## SET EXERCISE
Can you pull out each line of the data below that includes the word "strengthening"?

(Stored items)
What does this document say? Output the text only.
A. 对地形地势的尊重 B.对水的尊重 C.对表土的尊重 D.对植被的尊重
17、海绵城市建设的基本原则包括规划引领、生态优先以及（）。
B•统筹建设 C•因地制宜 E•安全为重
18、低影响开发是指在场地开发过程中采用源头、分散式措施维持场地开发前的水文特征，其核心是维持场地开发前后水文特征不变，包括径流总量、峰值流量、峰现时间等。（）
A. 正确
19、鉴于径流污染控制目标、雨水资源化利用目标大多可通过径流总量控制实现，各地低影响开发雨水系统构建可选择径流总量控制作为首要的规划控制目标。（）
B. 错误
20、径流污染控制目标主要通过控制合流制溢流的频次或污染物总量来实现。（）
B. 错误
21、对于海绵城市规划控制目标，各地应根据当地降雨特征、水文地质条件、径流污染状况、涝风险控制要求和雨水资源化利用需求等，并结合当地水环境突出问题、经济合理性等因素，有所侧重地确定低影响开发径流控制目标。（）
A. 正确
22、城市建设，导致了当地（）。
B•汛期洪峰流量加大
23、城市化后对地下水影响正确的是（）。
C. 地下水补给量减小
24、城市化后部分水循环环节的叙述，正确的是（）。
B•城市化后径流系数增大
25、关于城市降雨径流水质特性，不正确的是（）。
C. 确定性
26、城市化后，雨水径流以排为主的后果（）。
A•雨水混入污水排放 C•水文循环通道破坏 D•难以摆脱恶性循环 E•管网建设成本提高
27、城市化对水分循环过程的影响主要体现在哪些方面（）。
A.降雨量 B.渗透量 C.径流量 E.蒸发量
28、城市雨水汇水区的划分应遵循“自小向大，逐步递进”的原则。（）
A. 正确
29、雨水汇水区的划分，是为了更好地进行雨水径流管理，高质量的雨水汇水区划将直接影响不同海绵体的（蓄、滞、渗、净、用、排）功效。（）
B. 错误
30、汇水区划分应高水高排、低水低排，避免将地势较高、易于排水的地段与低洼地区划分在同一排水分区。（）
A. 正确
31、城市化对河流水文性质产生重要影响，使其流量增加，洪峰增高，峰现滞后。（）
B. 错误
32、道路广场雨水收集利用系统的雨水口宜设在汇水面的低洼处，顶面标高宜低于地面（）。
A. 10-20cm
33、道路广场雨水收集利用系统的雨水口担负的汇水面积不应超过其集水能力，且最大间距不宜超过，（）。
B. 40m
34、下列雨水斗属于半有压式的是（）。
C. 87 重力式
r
---
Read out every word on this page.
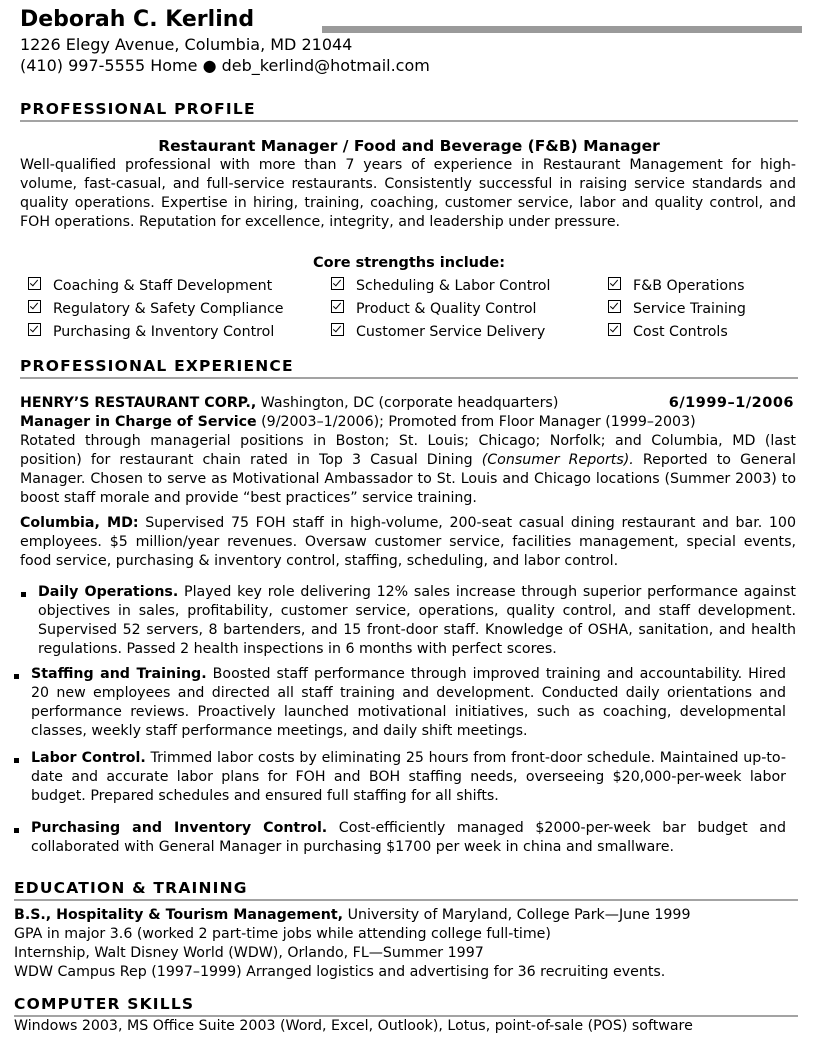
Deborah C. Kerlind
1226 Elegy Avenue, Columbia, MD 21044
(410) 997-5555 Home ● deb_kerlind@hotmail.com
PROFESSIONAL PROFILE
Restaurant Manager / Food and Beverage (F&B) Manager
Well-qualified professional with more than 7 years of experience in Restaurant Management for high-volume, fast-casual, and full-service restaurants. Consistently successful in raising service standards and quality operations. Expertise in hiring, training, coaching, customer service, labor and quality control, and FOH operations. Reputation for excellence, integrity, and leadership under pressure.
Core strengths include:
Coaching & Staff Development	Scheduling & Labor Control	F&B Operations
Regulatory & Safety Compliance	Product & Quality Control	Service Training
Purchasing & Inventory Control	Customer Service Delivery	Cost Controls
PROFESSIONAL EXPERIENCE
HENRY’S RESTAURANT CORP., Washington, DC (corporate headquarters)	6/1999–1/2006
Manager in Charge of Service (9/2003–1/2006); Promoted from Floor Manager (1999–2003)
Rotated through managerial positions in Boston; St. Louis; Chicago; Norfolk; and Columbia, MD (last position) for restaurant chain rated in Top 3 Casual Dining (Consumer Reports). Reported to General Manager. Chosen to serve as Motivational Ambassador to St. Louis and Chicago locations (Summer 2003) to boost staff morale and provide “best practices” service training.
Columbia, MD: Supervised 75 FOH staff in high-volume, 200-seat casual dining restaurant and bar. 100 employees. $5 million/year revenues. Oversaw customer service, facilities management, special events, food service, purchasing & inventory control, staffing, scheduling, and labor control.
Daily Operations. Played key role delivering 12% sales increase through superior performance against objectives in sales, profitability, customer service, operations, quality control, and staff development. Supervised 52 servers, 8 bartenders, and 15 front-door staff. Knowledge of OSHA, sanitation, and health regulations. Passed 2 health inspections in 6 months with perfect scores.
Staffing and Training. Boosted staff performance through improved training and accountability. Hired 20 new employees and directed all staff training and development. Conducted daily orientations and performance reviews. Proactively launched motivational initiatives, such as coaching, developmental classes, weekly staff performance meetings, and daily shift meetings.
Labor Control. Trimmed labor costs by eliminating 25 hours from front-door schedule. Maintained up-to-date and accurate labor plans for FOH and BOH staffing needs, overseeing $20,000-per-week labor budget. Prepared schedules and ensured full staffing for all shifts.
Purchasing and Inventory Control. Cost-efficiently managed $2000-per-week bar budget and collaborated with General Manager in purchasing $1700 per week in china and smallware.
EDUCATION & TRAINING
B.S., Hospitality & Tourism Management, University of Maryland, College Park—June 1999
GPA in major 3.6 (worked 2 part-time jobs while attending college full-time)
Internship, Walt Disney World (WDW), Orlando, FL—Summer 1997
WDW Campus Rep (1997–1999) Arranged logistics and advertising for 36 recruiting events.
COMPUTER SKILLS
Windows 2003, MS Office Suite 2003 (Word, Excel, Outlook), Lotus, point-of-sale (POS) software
...
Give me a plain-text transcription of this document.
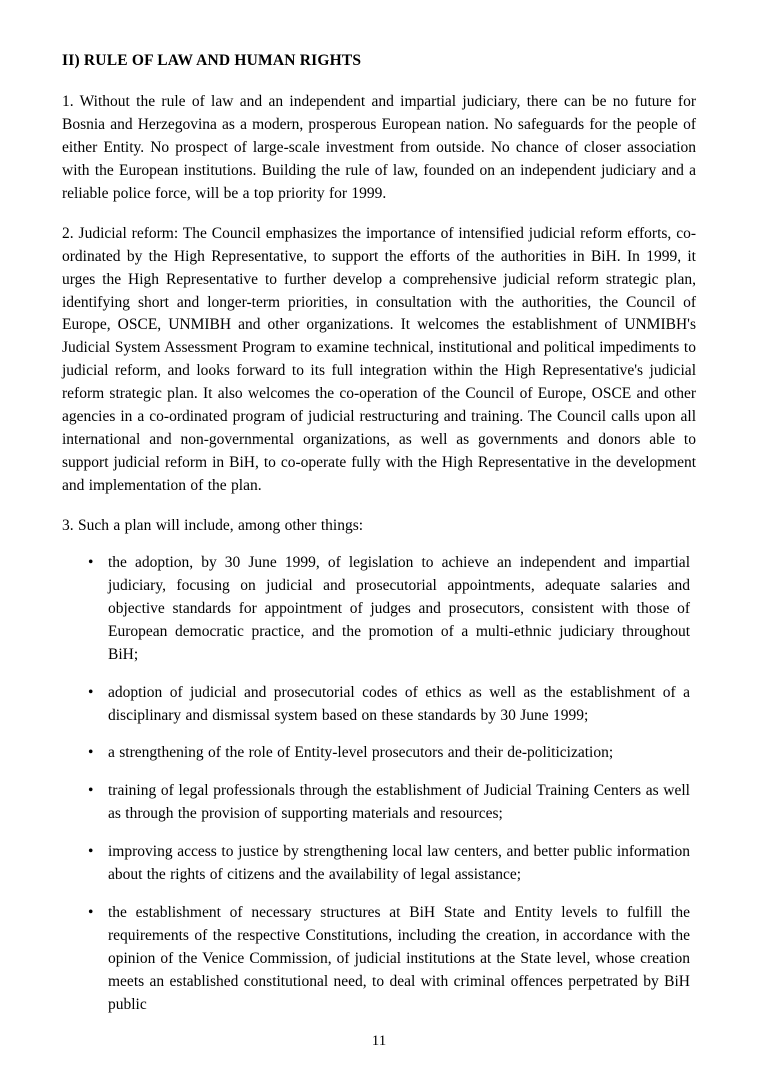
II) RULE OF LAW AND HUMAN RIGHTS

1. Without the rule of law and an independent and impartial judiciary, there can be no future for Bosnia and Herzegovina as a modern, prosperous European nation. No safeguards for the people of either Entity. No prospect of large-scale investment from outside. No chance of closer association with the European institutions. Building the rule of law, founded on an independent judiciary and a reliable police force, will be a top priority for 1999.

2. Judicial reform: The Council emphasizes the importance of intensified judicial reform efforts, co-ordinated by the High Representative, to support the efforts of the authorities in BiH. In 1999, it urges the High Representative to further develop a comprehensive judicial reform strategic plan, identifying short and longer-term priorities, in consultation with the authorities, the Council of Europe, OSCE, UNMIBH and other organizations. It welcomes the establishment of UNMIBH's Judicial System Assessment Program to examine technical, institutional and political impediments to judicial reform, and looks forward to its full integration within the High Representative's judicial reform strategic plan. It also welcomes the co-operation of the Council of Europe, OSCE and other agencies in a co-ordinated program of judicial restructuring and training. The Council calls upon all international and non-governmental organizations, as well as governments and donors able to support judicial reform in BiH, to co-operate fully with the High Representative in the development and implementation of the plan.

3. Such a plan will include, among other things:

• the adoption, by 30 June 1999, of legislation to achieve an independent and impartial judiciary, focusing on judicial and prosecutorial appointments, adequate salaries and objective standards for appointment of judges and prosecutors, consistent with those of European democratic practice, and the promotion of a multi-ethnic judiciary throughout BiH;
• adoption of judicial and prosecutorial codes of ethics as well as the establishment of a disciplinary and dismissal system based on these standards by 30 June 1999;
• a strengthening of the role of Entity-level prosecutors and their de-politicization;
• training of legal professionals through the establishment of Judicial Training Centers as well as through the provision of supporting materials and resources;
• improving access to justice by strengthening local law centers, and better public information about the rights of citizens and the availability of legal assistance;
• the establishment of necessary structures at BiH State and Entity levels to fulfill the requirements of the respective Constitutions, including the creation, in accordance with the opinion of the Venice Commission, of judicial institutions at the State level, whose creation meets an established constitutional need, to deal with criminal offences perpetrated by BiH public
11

## FINAL ANSWER
• a strengthening of the role of Entity-level prosecutors and their de-politicization;
• improving access to justice by strengthening local law centers, and better public information about the rights of citizens and the availability of legal assistance;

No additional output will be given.